Pull every line of the entries that has the word "JSON".
───
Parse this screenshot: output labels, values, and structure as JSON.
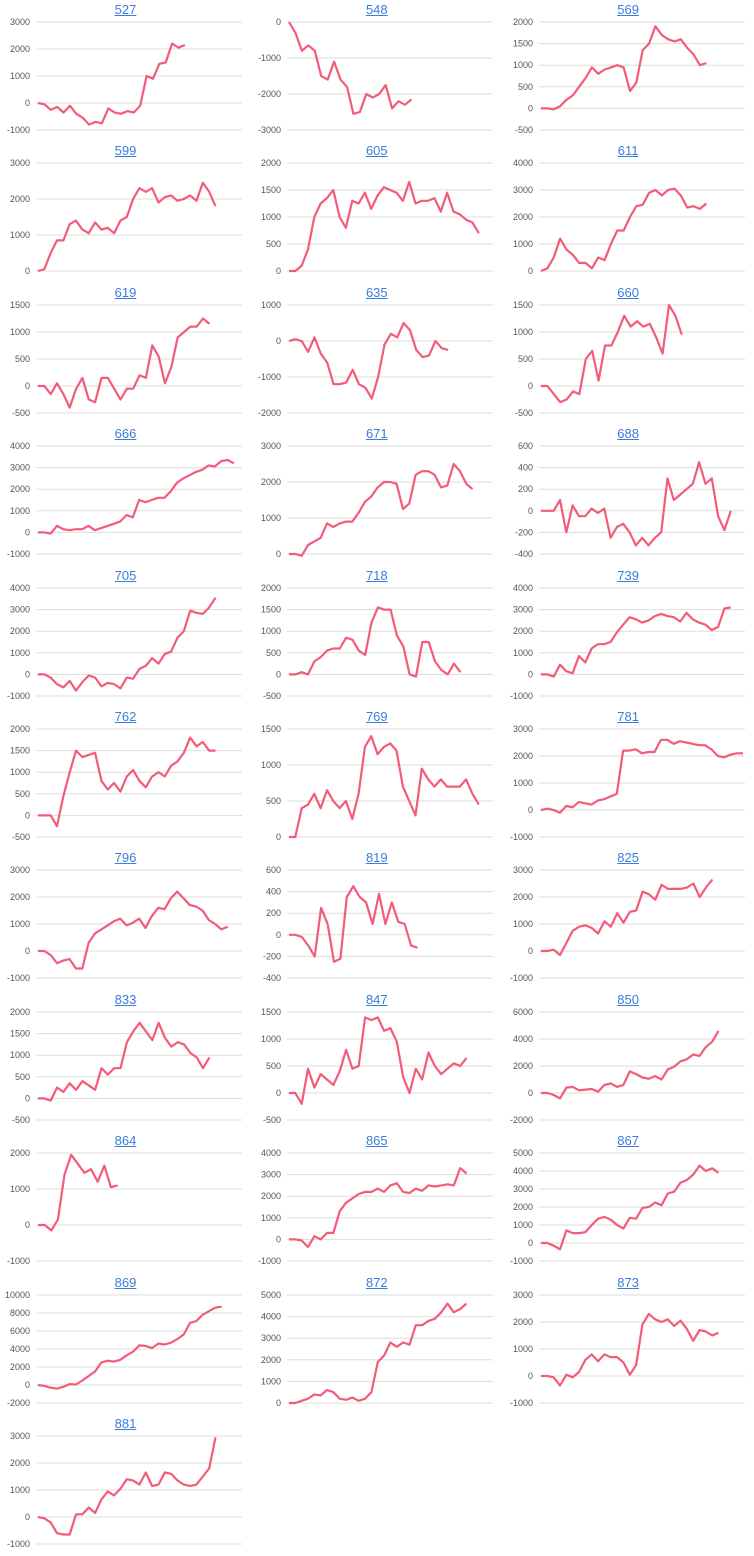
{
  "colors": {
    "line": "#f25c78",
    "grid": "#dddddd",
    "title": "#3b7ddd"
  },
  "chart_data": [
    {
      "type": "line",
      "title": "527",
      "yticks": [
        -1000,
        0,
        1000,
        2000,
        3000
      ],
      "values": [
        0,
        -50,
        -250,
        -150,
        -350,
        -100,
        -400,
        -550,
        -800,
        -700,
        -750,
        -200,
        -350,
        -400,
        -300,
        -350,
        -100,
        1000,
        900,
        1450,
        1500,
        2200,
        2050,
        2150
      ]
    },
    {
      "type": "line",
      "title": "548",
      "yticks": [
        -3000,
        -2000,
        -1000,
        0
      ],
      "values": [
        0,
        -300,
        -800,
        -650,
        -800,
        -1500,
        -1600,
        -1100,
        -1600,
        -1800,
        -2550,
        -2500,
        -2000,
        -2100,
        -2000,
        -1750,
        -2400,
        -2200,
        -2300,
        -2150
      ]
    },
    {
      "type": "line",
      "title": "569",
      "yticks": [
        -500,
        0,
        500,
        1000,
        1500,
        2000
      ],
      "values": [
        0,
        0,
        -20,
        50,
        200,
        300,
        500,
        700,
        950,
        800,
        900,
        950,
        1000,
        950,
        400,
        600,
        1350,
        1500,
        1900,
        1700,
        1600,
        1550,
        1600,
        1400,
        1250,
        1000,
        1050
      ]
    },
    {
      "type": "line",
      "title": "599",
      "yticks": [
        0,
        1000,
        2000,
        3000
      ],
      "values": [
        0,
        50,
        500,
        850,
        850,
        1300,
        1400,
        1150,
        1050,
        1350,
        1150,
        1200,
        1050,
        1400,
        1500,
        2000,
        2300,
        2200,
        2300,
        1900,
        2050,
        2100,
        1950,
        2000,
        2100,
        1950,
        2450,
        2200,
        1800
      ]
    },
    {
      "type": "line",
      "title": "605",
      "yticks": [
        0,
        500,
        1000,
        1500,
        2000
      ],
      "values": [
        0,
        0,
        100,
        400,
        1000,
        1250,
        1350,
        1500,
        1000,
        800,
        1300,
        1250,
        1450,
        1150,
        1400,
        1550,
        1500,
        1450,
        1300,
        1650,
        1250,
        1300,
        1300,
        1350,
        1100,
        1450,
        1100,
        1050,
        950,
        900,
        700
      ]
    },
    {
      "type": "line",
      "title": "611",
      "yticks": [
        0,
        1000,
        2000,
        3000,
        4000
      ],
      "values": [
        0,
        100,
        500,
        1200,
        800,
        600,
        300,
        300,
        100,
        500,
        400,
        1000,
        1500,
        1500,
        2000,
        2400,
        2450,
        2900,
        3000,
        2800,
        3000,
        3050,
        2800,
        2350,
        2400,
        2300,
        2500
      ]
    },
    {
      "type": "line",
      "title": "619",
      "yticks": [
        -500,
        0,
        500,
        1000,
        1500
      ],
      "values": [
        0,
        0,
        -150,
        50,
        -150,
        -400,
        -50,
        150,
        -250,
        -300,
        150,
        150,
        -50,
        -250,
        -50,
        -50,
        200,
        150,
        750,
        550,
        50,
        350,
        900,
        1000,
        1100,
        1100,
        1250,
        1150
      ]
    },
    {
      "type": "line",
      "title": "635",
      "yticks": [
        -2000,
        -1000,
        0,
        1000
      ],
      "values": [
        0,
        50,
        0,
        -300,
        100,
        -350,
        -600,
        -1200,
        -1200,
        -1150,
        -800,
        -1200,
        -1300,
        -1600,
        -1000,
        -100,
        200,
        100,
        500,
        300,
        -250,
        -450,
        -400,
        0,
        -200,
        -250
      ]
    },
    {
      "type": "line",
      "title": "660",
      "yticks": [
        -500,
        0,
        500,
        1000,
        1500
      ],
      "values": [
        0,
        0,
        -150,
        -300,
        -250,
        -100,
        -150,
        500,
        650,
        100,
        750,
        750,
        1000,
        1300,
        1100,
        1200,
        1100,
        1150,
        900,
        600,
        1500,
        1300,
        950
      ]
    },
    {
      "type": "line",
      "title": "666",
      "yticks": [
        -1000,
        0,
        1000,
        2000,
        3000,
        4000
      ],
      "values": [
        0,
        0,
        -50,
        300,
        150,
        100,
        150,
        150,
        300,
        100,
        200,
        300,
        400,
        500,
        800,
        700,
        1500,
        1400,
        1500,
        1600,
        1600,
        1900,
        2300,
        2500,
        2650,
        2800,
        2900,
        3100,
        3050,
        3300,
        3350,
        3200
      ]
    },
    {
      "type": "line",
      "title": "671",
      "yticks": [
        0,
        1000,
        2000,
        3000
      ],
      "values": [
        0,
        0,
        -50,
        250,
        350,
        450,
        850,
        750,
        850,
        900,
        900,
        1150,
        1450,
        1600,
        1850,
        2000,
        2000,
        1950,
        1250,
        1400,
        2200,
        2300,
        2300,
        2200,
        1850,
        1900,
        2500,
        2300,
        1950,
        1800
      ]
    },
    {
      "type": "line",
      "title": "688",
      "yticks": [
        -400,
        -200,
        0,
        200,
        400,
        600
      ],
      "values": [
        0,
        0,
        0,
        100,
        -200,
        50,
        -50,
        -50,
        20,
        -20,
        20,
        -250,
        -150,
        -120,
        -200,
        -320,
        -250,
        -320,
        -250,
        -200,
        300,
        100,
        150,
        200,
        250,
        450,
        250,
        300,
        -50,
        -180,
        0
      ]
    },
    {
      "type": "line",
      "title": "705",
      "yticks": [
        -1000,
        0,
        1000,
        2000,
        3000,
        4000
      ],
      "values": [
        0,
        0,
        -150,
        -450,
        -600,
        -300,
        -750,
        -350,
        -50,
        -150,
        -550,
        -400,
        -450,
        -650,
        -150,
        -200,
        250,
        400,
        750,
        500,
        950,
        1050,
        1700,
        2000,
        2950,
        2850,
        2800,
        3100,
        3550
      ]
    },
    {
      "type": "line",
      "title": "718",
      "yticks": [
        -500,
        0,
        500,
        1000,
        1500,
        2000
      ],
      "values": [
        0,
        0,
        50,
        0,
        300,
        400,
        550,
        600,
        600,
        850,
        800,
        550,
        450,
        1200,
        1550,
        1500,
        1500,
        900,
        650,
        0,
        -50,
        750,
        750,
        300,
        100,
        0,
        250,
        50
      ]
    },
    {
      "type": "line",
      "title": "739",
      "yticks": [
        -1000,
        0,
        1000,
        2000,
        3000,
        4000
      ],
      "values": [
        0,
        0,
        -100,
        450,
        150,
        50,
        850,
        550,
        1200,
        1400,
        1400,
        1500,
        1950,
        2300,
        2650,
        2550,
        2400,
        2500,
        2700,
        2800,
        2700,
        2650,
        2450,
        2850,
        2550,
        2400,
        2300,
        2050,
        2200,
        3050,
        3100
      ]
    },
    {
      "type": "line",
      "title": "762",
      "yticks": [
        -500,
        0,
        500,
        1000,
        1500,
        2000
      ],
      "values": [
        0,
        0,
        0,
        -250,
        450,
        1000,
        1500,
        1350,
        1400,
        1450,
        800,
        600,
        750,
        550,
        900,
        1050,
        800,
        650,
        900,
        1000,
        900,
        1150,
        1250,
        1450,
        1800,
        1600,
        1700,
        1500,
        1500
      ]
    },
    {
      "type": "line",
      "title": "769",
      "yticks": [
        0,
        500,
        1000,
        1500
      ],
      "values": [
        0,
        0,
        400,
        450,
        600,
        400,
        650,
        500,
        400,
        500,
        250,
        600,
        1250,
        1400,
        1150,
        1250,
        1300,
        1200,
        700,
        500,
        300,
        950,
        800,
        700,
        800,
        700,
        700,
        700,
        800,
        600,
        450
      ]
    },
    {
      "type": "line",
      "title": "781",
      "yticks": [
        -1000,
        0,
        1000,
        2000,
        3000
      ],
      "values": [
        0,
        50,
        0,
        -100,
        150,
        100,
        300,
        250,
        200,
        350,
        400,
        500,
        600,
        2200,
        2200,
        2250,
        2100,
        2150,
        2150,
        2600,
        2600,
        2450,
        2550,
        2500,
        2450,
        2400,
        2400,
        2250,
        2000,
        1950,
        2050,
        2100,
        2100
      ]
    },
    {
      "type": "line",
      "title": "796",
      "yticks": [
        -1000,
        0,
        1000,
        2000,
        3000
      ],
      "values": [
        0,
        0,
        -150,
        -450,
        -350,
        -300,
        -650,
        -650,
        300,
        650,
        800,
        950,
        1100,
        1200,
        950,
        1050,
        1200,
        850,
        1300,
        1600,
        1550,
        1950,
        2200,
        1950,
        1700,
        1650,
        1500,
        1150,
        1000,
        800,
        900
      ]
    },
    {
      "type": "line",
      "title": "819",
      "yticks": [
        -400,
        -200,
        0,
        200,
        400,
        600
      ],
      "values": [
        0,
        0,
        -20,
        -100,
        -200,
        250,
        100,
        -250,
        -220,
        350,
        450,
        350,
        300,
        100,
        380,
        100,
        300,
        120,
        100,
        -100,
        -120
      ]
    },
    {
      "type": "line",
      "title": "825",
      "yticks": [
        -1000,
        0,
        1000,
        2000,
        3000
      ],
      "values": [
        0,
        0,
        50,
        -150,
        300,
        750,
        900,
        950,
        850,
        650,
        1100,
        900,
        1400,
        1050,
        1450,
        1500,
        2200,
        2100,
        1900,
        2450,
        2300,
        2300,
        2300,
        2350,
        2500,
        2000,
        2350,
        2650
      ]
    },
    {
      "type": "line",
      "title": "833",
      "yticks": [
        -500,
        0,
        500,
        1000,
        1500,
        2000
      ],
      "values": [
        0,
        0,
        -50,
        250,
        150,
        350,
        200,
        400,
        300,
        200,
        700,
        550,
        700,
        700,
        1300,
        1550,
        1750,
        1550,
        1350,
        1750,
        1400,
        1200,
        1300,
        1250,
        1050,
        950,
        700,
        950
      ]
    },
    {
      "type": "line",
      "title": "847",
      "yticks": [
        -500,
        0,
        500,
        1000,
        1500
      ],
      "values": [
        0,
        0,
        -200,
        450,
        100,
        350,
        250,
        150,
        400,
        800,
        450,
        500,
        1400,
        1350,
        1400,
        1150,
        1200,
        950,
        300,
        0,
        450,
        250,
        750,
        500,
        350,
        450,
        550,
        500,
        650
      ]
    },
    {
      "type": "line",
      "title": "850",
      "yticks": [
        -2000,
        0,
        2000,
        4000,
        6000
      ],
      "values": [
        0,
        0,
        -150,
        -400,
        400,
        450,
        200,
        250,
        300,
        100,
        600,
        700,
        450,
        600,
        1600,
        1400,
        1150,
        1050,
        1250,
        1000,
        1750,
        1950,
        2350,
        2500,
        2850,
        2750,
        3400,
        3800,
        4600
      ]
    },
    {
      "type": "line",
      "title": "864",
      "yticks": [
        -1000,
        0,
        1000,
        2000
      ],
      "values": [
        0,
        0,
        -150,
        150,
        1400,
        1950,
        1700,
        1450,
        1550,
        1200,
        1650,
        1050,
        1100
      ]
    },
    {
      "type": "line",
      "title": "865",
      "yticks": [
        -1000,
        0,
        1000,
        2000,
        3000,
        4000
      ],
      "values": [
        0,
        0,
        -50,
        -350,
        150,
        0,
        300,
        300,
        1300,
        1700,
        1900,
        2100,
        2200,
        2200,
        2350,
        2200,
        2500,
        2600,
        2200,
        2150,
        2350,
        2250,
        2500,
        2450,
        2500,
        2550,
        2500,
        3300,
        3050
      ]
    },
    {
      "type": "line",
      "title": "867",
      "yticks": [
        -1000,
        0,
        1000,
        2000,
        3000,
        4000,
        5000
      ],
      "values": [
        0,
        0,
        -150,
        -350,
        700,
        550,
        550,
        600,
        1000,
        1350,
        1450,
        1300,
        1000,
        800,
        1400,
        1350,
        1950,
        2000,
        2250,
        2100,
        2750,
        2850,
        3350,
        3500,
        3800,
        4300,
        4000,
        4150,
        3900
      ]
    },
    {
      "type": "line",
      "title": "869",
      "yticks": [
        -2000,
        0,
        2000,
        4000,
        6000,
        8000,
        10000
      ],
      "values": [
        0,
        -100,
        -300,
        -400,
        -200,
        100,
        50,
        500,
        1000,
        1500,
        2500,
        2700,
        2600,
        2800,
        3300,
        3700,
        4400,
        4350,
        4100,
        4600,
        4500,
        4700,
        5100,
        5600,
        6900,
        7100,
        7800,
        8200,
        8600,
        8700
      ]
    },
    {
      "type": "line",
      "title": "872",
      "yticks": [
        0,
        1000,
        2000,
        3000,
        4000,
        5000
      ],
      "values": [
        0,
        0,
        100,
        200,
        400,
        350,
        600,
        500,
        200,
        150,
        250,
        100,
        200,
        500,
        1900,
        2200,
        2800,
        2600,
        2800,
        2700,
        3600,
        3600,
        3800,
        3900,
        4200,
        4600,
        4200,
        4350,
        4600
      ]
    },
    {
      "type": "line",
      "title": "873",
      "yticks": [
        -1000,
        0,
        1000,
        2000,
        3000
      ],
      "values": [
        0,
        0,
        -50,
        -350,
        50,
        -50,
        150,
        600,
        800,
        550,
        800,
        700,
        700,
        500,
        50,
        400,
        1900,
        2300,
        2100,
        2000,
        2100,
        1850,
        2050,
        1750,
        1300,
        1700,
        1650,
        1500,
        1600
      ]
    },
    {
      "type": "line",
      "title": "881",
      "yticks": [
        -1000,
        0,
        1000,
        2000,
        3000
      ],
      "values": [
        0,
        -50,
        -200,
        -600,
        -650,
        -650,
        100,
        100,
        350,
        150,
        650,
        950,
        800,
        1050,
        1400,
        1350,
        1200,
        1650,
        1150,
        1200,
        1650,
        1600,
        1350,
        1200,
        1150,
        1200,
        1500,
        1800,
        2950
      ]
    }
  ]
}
───
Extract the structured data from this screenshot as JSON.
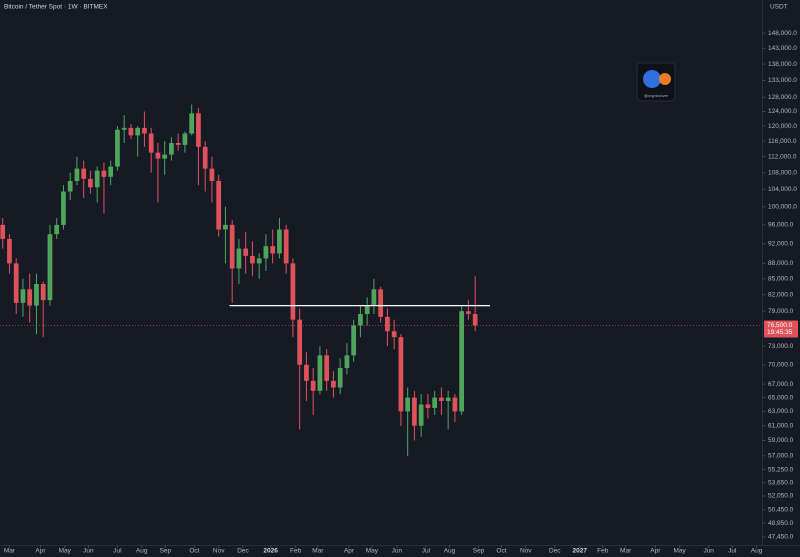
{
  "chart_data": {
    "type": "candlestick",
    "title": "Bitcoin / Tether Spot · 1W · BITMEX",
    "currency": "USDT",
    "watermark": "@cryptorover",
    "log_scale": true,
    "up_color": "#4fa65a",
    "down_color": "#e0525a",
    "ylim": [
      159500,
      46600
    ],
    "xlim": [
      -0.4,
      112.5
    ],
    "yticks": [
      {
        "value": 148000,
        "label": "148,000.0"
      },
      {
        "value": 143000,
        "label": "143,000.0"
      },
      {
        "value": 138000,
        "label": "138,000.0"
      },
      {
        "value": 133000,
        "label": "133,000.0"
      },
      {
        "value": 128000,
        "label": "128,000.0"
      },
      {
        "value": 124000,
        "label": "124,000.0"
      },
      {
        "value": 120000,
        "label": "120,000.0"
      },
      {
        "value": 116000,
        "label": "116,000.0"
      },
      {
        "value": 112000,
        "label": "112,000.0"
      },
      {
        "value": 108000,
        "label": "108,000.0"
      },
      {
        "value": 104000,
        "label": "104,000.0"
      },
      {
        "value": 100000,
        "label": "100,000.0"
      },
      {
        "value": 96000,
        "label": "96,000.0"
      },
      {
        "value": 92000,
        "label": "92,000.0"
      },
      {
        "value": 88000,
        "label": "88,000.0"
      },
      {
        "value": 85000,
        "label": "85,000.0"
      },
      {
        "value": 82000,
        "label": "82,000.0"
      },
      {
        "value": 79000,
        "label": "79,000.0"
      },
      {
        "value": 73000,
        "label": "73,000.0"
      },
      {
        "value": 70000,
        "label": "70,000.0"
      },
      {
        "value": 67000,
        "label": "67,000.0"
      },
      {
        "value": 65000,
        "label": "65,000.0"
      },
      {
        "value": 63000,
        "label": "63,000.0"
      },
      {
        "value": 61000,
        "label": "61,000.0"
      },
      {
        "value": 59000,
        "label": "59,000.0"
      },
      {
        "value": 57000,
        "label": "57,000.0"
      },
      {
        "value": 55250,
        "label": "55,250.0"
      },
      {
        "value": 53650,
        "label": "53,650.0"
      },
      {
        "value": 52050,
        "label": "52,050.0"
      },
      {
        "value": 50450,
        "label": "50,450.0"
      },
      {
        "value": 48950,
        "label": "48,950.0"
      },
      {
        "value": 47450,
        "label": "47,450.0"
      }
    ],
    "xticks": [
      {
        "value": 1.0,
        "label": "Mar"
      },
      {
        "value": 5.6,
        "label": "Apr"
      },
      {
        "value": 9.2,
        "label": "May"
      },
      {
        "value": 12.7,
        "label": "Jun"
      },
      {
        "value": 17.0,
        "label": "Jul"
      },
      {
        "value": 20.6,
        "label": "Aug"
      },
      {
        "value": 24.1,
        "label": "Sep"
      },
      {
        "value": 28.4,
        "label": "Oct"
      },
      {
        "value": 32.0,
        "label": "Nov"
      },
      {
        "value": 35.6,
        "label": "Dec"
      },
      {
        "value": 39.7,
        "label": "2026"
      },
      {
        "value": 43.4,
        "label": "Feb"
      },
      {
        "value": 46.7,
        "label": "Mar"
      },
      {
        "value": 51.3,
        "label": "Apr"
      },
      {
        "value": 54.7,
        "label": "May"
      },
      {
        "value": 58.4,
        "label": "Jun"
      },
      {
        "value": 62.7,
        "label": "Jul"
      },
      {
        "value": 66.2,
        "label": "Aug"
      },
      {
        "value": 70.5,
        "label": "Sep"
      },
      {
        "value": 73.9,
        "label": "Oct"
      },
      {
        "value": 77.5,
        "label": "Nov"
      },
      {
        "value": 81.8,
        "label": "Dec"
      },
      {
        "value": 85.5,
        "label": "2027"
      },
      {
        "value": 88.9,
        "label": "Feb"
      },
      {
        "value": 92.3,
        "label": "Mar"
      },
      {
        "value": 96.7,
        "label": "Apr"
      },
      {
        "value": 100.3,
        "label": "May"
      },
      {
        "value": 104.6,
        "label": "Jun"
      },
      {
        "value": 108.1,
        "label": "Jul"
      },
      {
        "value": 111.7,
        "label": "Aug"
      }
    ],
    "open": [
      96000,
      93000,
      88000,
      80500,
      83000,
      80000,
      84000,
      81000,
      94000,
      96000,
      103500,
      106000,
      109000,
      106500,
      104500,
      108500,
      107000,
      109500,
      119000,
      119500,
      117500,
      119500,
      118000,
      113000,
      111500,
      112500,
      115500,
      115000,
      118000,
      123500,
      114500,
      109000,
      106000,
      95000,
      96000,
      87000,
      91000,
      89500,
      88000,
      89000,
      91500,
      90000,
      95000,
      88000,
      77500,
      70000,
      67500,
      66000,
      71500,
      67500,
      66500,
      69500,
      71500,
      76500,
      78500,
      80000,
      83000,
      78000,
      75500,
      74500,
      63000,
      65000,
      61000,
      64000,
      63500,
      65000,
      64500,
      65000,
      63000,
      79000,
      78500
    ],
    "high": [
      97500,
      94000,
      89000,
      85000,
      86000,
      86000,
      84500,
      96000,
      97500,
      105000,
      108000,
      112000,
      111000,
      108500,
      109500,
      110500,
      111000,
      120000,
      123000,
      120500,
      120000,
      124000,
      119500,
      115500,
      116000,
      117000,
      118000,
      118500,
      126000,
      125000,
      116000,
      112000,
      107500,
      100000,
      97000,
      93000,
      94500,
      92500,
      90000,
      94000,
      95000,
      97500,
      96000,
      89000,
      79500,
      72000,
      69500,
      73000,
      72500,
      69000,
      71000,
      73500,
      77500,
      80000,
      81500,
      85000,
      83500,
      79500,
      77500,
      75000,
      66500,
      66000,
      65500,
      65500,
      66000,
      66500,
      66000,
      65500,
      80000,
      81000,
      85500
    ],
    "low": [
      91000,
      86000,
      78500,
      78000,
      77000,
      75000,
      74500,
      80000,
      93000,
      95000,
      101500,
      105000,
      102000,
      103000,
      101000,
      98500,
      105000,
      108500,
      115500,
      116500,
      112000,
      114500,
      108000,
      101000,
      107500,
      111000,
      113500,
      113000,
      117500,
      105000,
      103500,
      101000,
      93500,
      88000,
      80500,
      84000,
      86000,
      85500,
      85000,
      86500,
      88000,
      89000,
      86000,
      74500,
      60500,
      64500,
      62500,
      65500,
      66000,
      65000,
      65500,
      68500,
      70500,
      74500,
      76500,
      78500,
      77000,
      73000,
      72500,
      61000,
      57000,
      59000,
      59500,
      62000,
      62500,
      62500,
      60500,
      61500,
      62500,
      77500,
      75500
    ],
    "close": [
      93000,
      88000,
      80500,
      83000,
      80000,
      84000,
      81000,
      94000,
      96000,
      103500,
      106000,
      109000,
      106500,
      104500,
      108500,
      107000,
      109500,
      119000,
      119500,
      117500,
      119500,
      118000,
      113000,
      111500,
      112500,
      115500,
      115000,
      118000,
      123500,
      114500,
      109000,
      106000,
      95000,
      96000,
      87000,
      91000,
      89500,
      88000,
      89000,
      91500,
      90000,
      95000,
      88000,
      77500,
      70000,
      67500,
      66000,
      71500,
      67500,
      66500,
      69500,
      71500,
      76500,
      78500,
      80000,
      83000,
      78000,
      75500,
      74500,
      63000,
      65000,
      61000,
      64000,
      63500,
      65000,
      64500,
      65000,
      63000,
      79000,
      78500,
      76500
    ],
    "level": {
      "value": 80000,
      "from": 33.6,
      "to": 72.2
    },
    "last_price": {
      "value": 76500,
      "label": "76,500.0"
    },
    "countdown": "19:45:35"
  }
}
───
Final result:
Parse this screenshot: output labels, values, and structure as JSON.
Extract the structured data from this screenshot as JSON.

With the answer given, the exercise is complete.